-- What the task asks --
Return all lines from the listing below in which the string "JSON" occurs.

Dataset entries on figures:

....................

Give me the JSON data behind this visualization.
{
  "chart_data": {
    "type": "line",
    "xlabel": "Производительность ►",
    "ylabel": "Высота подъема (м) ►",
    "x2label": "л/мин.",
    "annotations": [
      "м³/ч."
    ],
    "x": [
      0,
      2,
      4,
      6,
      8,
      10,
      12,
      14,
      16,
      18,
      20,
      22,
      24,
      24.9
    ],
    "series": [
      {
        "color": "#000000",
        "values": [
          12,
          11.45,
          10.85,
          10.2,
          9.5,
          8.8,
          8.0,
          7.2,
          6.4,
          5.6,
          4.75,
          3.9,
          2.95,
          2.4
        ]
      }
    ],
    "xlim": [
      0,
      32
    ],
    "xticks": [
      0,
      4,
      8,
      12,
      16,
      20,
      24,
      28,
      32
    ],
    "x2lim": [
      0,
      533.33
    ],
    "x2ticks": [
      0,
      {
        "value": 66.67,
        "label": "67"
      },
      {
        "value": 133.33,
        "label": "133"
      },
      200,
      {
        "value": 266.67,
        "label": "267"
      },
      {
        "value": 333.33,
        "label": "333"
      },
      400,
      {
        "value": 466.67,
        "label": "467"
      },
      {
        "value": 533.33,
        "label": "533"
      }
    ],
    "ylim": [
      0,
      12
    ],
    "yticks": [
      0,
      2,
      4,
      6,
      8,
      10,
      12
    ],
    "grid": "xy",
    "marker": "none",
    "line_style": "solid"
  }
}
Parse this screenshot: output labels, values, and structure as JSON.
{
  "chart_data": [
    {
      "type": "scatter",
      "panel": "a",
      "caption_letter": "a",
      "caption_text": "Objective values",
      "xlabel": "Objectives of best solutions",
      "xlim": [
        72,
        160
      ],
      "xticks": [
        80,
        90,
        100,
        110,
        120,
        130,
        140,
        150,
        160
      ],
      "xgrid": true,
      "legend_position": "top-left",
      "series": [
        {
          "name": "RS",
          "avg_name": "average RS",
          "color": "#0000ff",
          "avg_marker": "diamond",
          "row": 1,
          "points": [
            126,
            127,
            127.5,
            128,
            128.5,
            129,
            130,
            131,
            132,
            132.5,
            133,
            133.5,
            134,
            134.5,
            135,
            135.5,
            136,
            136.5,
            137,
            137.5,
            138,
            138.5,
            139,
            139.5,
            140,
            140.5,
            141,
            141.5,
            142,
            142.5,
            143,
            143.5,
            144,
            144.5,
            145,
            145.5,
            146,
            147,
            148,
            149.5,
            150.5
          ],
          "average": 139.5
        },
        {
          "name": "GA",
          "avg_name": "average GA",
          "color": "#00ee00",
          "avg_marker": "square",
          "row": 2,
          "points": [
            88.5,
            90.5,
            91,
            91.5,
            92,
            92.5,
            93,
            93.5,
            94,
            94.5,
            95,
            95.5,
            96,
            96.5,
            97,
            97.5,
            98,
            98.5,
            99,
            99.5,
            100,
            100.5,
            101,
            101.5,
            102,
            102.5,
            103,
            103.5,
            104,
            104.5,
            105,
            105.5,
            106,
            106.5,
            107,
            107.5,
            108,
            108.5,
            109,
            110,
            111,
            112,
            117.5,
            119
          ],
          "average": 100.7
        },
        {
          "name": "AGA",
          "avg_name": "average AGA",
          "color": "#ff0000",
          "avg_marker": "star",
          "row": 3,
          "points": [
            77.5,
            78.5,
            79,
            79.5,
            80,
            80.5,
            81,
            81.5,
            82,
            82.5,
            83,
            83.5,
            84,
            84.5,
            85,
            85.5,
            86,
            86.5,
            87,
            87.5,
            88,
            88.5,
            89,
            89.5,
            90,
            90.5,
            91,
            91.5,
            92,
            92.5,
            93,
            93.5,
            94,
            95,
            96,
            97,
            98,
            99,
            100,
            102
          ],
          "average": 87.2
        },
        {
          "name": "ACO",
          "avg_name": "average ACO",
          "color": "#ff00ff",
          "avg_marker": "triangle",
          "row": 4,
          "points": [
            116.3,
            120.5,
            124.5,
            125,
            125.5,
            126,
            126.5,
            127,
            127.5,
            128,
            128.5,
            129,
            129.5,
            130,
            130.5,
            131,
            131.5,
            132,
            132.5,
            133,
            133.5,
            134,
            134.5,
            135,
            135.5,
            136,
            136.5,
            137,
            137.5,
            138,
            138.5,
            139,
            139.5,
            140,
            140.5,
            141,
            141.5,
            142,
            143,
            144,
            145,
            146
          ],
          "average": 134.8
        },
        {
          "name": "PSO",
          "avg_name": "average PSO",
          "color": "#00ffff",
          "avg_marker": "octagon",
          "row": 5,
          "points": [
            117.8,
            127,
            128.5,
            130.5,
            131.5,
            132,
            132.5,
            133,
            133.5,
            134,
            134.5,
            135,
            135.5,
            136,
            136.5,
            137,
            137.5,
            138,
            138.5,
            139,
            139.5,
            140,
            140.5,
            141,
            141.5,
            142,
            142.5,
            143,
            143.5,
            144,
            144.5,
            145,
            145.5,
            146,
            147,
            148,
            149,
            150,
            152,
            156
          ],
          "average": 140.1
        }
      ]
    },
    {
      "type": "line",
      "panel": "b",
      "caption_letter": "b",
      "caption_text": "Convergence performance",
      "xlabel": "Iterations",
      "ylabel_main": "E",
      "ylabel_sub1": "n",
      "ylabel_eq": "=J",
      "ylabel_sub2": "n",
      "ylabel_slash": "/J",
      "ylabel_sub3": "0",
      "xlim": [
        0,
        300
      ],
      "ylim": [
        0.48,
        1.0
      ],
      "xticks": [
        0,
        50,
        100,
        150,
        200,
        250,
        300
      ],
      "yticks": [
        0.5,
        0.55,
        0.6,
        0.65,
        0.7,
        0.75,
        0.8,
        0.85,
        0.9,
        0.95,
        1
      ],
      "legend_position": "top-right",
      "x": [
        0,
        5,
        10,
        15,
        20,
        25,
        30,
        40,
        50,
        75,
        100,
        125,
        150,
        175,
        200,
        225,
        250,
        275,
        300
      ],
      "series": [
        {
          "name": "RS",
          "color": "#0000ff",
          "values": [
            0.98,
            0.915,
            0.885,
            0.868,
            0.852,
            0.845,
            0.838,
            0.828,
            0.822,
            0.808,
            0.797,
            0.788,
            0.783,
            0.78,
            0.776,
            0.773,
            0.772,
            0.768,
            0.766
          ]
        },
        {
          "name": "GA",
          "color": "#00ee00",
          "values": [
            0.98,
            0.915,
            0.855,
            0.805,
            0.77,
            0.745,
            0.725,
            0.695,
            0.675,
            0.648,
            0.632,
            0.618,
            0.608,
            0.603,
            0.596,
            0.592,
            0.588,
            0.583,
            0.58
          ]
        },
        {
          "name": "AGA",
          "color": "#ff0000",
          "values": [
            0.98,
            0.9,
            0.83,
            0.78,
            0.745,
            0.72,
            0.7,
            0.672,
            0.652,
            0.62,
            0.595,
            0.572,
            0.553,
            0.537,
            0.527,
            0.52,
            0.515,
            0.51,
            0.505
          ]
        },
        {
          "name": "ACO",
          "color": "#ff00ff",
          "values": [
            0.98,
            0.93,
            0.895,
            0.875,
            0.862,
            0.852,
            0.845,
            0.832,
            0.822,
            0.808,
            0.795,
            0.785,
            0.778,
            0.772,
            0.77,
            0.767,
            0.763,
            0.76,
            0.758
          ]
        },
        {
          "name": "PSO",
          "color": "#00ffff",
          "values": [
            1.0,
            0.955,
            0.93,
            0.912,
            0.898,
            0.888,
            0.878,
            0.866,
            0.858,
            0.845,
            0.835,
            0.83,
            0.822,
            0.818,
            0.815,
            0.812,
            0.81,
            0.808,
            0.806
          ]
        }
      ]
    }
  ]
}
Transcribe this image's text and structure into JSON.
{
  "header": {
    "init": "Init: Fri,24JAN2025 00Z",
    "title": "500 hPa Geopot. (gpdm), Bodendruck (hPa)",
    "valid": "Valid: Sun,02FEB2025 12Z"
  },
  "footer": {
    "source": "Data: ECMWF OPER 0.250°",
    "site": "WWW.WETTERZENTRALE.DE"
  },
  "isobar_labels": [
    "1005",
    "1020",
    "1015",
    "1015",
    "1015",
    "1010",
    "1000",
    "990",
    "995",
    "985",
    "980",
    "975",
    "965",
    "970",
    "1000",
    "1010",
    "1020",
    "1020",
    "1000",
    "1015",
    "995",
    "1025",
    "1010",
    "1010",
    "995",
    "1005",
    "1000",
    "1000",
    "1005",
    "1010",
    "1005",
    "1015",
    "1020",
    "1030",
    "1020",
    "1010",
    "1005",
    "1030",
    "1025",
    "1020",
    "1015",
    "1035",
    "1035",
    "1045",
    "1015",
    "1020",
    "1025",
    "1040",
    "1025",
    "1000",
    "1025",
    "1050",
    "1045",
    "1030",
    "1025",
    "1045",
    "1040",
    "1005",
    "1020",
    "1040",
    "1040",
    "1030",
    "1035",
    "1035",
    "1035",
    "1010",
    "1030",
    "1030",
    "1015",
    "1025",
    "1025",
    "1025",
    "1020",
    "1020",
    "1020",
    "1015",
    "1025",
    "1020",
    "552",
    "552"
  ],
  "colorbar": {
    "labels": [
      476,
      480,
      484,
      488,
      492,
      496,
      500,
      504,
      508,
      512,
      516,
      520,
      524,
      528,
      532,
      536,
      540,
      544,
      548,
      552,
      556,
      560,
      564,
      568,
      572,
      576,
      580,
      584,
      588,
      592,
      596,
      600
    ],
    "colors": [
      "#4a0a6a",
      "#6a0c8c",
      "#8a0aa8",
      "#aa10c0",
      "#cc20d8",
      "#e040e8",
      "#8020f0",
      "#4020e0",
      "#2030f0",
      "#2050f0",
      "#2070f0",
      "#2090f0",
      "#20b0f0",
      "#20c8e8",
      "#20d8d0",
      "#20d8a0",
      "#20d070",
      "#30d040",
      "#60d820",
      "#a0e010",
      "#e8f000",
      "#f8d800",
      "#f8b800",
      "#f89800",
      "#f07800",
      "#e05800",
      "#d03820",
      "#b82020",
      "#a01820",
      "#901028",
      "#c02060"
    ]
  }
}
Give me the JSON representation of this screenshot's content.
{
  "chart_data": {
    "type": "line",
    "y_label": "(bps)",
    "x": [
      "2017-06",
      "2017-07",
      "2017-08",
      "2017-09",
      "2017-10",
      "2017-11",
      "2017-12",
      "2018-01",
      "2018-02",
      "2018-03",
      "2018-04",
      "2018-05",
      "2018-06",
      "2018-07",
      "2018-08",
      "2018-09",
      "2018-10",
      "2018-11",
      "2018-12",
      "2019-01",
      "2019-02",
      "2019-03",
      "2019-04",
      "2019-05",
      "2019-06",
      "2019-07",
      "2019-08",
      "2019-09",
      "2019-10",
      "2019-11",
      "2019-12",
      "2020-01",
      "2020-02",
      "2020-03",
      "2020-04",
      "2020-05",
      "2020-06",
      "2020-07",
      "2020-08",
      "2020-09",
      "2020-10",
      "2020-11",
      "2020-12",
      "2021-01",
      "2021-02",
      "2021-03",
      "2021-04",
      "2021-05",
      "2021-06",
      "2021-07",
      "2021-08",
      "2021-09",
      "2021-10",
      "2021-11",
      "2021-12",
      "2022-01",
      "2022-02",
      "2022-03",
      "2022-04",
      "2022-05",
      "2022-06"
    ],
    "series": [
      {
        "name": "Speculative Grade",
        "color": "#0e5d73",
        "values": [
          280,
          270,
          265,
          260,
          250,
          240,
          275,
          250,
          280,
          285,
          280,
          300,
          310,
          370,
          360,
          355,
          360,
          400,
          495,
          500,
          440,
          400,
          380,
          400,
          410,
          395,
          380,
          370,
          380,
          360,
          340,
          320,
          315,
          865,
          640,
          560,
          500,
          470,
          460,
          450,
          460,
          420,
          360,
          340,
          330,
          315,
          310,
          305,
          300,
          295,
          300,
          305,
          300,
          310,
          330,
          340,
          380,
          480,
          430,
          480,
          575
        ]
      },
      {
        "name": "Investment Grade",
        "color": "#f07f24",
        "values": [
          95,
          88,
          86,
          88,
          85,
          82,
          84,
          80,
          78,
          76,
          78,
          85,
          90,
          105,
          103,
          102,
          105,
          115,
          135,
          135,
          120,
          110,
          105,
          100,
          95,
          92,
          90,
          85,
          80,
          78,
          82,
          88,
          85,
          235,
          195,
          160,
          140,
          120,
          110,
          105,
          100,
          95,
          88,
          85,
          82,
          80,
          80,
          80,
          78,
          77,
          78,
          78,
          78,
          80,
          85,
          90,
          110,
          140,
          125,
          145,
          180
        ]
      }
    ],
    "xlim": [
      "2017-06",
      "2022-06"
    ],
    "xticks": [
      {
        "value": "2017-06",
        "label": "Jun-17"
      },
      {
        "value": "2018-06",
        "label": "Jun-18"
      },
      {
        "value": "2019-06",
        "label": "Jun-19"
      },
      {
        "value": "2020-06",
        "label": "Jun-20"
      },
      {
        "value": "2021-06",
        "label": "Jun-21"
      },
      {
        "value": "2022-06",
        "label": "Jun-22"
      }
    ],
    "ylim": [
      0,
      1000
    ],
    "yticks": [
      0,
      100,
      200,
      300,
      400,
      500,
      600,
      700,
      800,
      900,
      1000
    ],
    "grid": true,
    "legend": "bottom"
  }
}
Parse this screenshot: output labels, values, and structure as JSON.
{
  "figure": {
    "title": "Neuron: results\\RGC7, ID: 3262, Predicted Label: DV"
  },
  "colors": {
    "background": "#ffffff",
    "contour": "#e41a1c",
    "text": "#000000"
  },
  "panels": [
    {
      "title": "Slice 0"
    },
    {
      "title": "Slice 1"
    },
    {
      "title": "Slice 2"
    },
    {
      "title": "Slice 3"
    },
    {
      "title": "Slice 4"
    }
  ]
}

....................

-- The completed task --
Give me the JSON data behind this visualization.
Parse this screenshot: output labels, values, and structure as JSON.
Transcribe this image's text and structure into JSON.
Give me the JSON representation of this screenshot's content.
Parse this screenshot: output labels, values, and structure as JSON.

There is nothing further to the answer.